**EXTRACTED INFORMATION:**
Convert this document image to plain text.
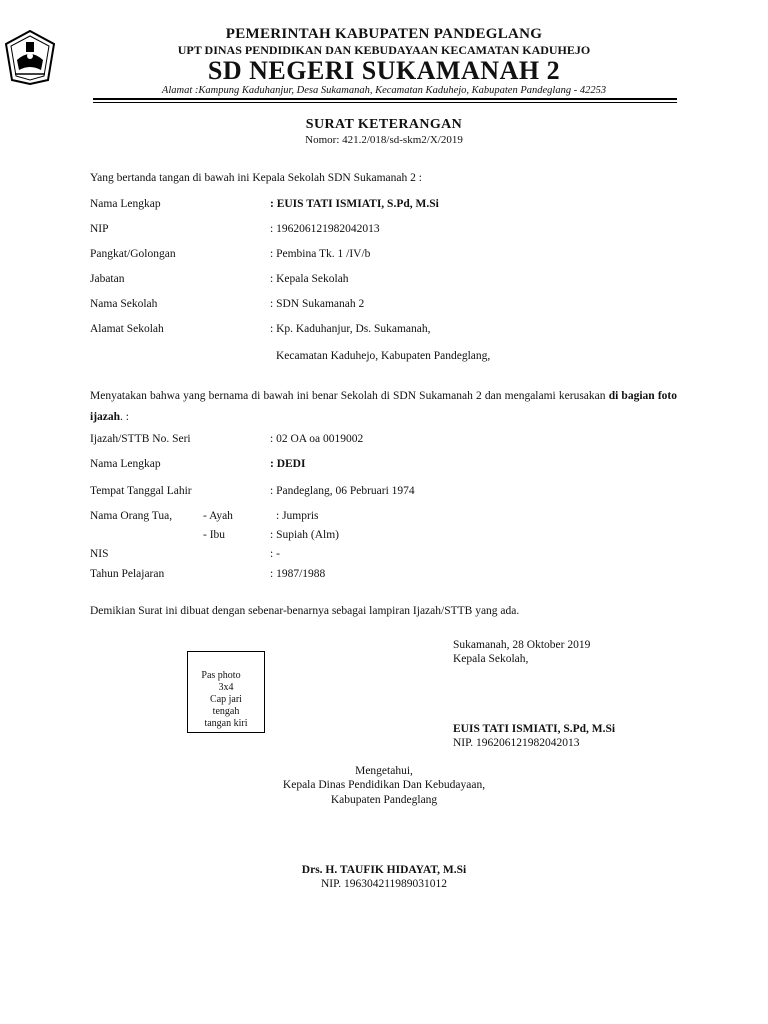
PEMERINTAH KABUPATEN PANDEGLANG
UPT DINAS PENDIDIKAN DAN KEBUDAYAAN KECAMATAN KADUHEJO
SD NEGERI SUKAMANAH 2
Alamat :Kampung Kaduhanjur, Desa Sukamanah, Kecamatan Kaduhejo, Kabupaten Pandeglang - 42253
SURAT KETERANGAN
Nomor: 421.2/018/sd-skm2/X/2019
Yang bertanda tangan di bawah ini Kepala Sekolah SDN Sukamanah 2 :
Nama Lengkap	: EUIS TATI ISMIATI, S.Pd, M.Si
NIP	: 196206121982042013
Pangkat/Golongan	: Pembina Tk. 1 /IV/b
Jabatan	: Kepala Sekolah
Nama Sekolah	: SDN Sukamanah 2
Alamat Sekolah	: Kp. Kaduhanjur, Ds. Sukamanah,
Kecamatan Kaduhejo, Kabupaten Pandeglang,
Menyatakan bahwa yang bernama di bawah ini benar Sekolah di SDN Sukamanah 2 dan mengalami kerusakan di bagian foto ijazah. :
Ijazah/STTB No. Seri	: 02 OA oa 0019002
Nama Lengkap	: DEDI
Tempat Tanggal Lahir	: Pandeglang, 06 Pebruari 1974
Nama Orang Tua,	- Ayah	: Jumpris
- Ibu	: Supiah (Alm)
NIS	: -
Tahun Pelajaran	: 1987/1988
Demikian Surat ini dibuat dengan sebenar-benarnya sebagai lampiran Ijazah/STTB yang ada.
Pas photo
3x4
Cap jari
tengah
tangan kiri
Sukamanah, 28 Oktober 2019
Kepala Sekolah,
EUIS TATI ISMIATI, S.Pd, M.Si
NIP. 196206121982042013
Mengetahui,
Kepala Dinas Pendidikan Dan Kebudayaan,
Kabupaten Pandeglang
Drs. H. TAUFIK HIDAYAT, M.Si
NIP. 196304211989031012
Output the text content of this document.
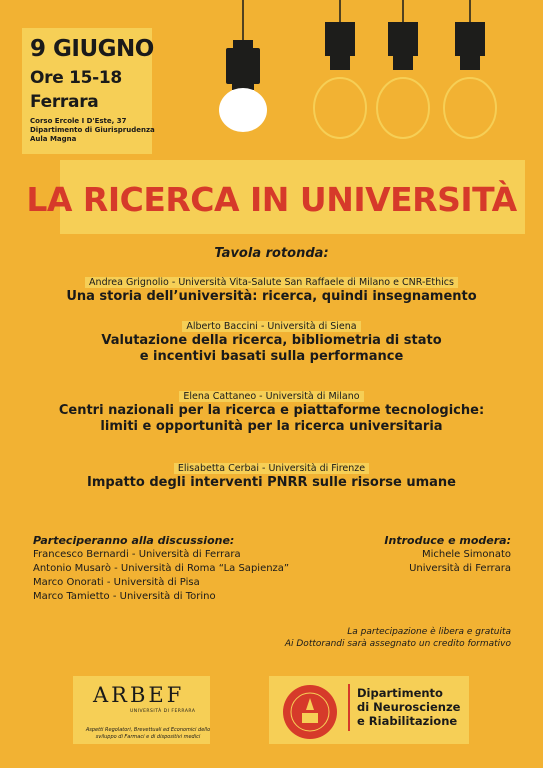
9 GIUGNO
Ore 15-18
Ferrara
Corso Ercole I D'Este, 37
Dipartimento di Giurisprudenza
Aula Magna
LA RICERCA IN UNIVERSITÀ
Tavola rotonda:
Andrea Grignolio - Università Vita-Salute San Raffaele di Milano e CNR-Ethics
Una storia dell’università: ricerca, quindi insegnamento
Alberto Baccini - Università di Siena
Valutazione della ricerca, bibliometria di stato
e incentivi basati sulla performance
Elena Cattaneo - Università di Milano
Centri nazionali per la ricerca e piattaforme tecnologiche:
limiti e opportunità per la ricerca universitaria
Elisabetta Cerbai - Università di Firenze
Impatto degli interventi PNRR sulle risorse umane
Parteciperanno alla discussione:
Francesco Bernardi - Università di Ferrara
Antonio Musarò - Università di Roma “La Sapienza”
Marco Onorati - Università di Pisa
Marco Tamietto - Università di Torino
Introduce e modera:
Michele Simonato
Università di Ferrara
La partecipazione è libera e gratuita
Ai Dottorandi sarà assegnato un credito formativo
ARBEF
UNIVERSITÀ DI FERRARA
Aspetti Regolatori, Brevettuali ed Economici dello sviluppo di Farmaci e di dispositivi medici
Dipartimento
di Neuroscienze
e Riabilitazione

* * *

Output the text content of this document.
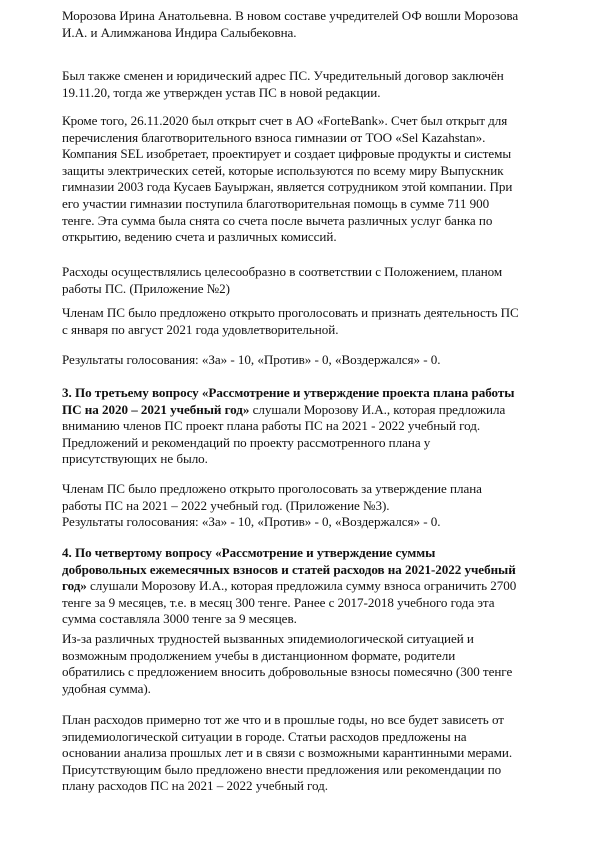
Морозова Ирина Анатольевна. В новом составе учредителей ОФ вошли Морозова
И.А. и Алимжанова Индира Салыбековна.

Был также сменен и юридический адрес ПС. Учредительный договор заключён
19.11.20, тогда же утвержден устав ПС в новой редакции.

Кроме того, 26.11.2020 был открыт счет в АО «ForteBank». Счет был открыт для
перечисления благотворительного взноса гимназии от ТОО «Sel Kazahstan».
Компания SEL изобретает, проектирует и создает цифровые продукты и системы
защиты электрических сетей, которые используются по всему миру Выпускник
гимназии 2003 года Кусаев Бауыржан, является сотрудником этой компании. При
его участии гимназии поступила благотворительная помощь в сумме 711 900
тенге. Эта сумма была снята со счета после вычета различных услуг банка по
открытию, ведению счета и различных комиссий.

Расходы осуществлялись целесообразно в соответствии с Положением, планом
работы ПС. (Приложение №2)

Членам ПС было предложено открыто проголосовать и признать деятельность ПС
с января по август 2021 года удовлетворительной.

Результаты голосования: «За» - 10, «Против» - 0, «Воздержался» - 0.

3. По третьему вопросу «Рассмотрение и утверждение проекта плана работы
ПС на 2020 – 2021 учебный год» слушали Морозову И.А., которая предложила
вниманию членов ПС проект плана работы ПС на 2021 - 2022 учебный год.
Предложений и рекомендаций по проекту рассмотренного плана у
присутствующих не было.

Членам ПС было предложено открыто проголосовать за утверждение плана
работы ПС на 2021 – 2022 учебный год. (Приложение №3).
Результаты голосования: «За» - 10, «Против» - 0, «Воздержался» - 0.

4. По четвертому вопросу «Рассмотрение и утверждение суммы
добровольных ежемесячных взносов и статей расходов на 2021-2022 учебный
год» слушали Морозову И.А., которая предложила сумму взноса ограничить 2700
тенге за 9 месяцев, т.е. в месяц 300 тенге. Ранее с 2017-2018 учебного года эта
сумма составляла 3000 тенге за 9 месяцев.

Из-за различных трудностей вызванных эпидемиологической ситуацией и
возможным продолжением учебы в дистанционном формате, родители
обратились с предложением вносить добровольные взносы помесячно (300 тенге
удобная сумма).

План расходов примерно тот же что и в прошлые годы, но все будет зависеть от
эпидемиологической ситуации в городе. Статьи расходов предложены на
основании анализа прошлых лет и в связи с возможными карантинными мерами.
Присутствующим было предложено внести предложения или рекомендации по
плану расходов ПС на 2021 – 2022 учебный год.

**WHAT TO WORK ON:** Scan the listing above for the word "Приложение" and copy every line that holds it.

**THE ANSWER:**
работы ПС. (Приложение №2)
работы ПС на 2021 – 2022 учебный год. (Приложение №3).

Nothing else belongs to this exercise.